* [Aim]
Transcribe the records that follow exactly. Skip the pictures.

* [Data shown]
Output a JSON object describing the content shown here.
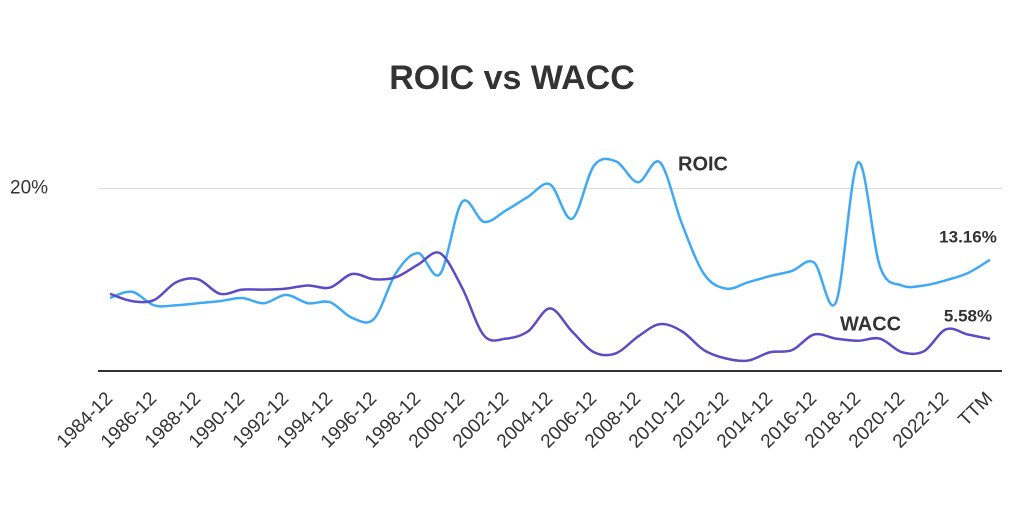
{
  "chart_data": {
    "type": "line",
    "title": "ROIC vs WACC",
    "categories": [
      "1984-12",
      null,
      "1986-12",
      null,
      "1988-12",
      null,
      "1990-12",
      null,
      "1992-12",
      null,
      "1994-12",
      null,
      "1996-12",
      null,
      "1998-12",
      null,
      "2000-12",
      null,
      "2002-12",
      null,
      "2004-12",
      null,
      "2006-12",
      null,
      "2008-12",
      null,
      "2010-12",
      null,
      "2012-12",
      null,
      "2014-12",
      null,
      "2016-12",
      null,
      "2018-12",
      null,
      "2020-12",
      null,
      "2022-12",
      null,
      "TTM"
    ],
    "series": [
      {
        "name": "ROIC",
        "color": "#3fa9f5",
        "values": [
          9.5,
          10.1,
          8.8,
          8.8,
          9.0,
          9.2,
          9.5,
          9.0,
          9.8,
          9.0,
          9.1,
          7.6,
          7.5,
          11.9,
          13.8,
          11.8,
          18.7,
          16.8,
          17.9,
          19.2,
          20.4,
          17.1,
          22.2,
          22.6,
          20.6,
          22.5,
          16.6,
          11.8,
          10.4,
          11.0,
          11.6,
          12.1,
          12.9,
          9.1,
          22.5,
          12.5,
          10.7,
          10.7,
          11.2,
          11.9,
          13.16
        ],
        "value_labels": [
          null,
          null,
          null,
          null,
          null,
          null,
          null,
          null,
          null,
          null,
          null,
          null,
          null,
          null,
          null,
          null,
          null,
          null,
          null,
          null,
          null,
          null,
          null,
          null,
          null,
          null,
          null,
          null,
          null,
          null,
          null,
          null,
          null,
          null,
          null,
          null,
          null,
          null,
          null,
          null,
          "13.16%"
        ]
      },
      {
        "name": "WACC",
        "color": "#5b4cc4",
        "values": [
          9.9,
          9.2,
          9.3,
          11.0,
          11.3,
          9.9,
          10.3,
          10.3,
          10.4,
          10.7,
          10.5,
          11.8,
          11.3,
          11.5,
          12.7,
          13.8,
          10.5,
          5.9,
          5.6,
          6.3,
          8.5,
          6.3,
          4.3,
          4.2,
          5.8,
          7.0,
          6.3,
          4.5,
          3.7,
          3.5,
          4.3,
          4.5,
          6.0,
          5.6,
          5.4,
          5.6,
          4.3,
          4.4,
          6.5,
          6.0,
          5.58
        ],
        "value_labels": [
          null,
          null,
          null,
          null,
          null,
          null,
          null,
          null,
          null,
          null,
          null,
          null,
          null,
          null,
          null,
          null,
          null,
          null,
          null,
          null,
          null,
          null,
          null,
          null,
          null,
          null,
          null,
          null,
          null,
          null,
          null,
          null,
          null,
          null,
          null,
          null,
          null,
          null,
          null,
          null,
          "5.58%"
        ]
      }
    ],
    "ylim": [
      2.5,
      23.5
    ],
    "yticks": [
      {
        "value": 20,
        "label": "20%"
      }
    ],
    "grid": true
  }
}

* [Correct result]
Output a JSON object describing the content shown here.
{
  "chart_data": {
    "type": "line",
    "title": "ROIC vs WACC",
    "categories": [
      "1984-12",
      null,
      "1986-12",
      null,
      "1988-12",
      null,
      "1990-12",
      null,
      "1992-12",
      null,
      "1994-12",
      null,
      "1996-12",
      null,
      "1998-12",
      null,
      "2000-12",
      null,
      "2002-12",
      null,
      "2004-12",
      null,
      "2006-12",
      null,
      "2008-12",
      null,
      "2010-12",
      null,
      "2012-12",
      null,
      "2014-12",
      null,
      "2016-12",
      null,
      "2018-12",
      null,
      "2020-12",
      null,
      "2022-12",
      null,
      "TTM"
    ],
    "series": [
      {
        "name": "ROIC",
        "color": "#3fa9f5",
        "values": [
          9.5,
          10.1,
          8.8,
          8.8,
          9.0,
          9.2,
          9.5,
          9.0,
          9.8,
          9.0,
          9.1,
          7.6,
          7.5,
          11.9,
          13.8,
          11.8,
          18.7,
          16.8,
          17.9,
          19.2,
          20.4,
          17.1,
          22.2,
          22.6,
          20.6,
          22.5,
          16.6,
          11.8,
          10.4,
          11.0,
          11.6,
          12.1,
          12.9,
          9.1,
          22.5,
          12.5,
          10.7,
          10.7,
          11.2,
          11.9,
          13.16
        ],
        "value_labels": [
          null,
          null,
          null,
          null,
          null,
          null,
          null,
          null,
          null,
          null,
          null,
          null,
          null,
          null,
          null,
          null,
          null,
          null,
          null,
          null,
          null,
          null,
          null,
          null,
          null,
          null,
          null,
          null,
          null,
          null,
          null,
          null,
          null,
          null,
          null,
          null,
          null,
          null,
          null,
          null,
          "13.16%"
        ]
      },
      {
        "name": "WACC",
        "color": "#5b4cc4",
        "values": [
          9.9,
          9.2,
          9.3,
          11.0,
          11.3,
          9.9,
          10.3,
          10.3,
          10.4,
          10.7,
          10.5,
          11.8,
          11.3,
          11.5,
          12.7,
          13.8,
          10.5,
          5.9,
          5.6,
          6.3,
          8.5,
          6.3,
          4.3,
          4.2,
          5.8,
          7.0,
          6.3,
          4.5,
          3.7,
          3.5,
          4.3,
          4.5,
          6.0,
          5.6,
          5.4,
          5.6,
          4.3,
          4.4,
          6.5,
          6.0,
          5.58
        ],
        "value_labels": [
          null,
          null,
          null,
          null,
          null,
          null,
          null,
          null,
          null,
          null,
          null,
          null,
          null,
          null,
          null,
          null,
          null,
          null,
          null,
          null,
          null,
          null,
          null,
          null,
          null,
          null,
          null,
          null,
          null,
          null,
          null,
          null,
          null,
          null,
          null,
          null,
          null,
          null,
          null,
          null,
          "5.58%"
        ]
      }
    ],
    "ylim": [
      2.5,
      23.5
    ],
    "yticks": [
      {
        "value": 20,
        "label": "20%"
      }
    ],
    "grid": true
  }
}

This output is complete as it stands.